(Data records)
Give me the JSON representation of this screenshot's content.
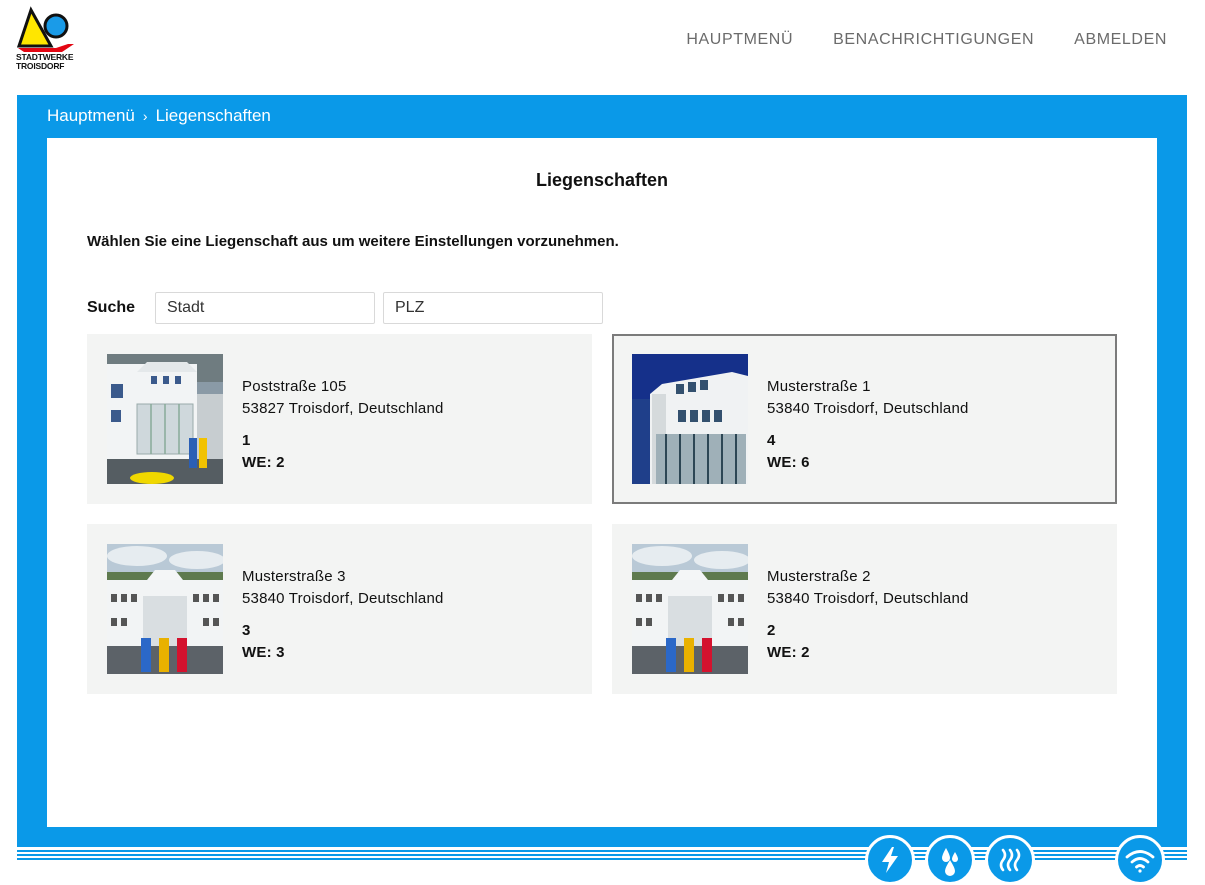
{
  "brand": {
    "line1": "STADTWERKE",
    "line2": "TROISDORF"
  },
  "nav": {
    "main": "HAUPTMENÜ",
    "notifications": "BENACHRICHTIGUNGEN",
    "logout": "ABMELDEN"
  },
  "breadcrumb": {
    "home": "Hauptmenü",
    "separator": "›",
    "current": "Liegenschaften"
  },
  "page": {
    "title": "Liegenschaften",
    "instruction": "Wählen Sie eine Liegenschaft aus um weitere Einstellungen vorzunehmen."
  },
  "search": {
    "label": "Suche",
    "city_placeholder": "Stadt",
    "zip_placeholder": "PLZ"
  },
  "properties": [
    {
      "street": "Poststraße 105",
      "city": "53827 Troisdorf, Deutschland",
      "number": "1",
      "units": "WE: 2",
      "selected": false
    },
    {
      "street": "Musterstraße 1",
      "city": "53840 Troisdorf, Deutschland",
      "number": "4",
      "units": "WE: 6",
      "selected": true
    },
    {
      "street": "Musterstraße 3",
      "city": "53840 Troisdorf, Deutschland",
      "number": "3",
      "units": "WE: 3",
      "selected": false
    },
    {
      "street": "Musterstraße 2",
      "city": "53840 Troisdorf, Deutschland",
      "number": "2",
      "units": "WE: 2",
      "selected": false
    }
  ],
  "bottom_icons": [
    "lightning-icon",
    "water-drops-icon",
    "heat-icon",
    "wifi-icon"
  ],
  "colors": {
    "accent": "#0a99e8",
    "card_bg": "#f3f4f3",
    "nav_text": "#6b6b6b",
    "selected_border": "#7b7b7b"
  }
}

Problem details:
Omit every picture, then repeat the remaining data exactly as it appears above.

Exercise output:
Give me the JSON representation of this screenshot's content.
{
  "brand": {
    "line1": "STADTWERKE",
    "line2": "TROISDORF"
  },
  "nav": {
    "main": "HAUPTMENÜ",
    "notifications": "BENACHRICHTIGUNGEN",
    "logout": "ABMELDEN"
  },
  "breadcrumb": {
    "home": "Hauptmenü",
    "separator": "›",
    "current": "Liegenschaften"
  },
  "page": {
    "title": "Liegenschaften",
    "instruction": "Wählen Sie eine Liegenschaft aus um weitere Einstellungen vorzunehmen."
  },
  "search": {
    "label": "Suche",
    "city_placeholder": "Stadt",
    "zip_placeholder": "PLZ"
  },
  "properties": [
    {
      "street": "Poststraße 105",
      "city": "53827 Troisdorf, Deutschland",
      "number": "1",
      "units": "WE: 2",
      "selected": false
    },
    {
      "street": "Musterstraße 1",
      "city": "53840 Troisdorf, Deutschland",
      "number": "4",
      "units": "WE: 6",
      "selected": true
    },
    {
      "street": "Musterstraße 3",
      "city": "53840 Troisdorf, Deutschland",
      "number": "3",
      "units": "WE: 3",
      "selected": false
    },
    {
      "street": "Musterstraße 2",
      "city": "53840 Troisdorf, Deutschland",
      "number": "2",
      "units": "WE: 2",
      "selected": false
    }
  ],
  "bottom_icons": [
    "lightning-icon",
    "water-drops-icon",
    "heat-icon",
    "wifi-icon"
  ],
  "colors": {
    "accent": "#0a99e8",
    "card_bg": "#f3f4f3",
    "nav_text": "#6b6b6b",
    "selected_border": "#7b7b7b"
  }
}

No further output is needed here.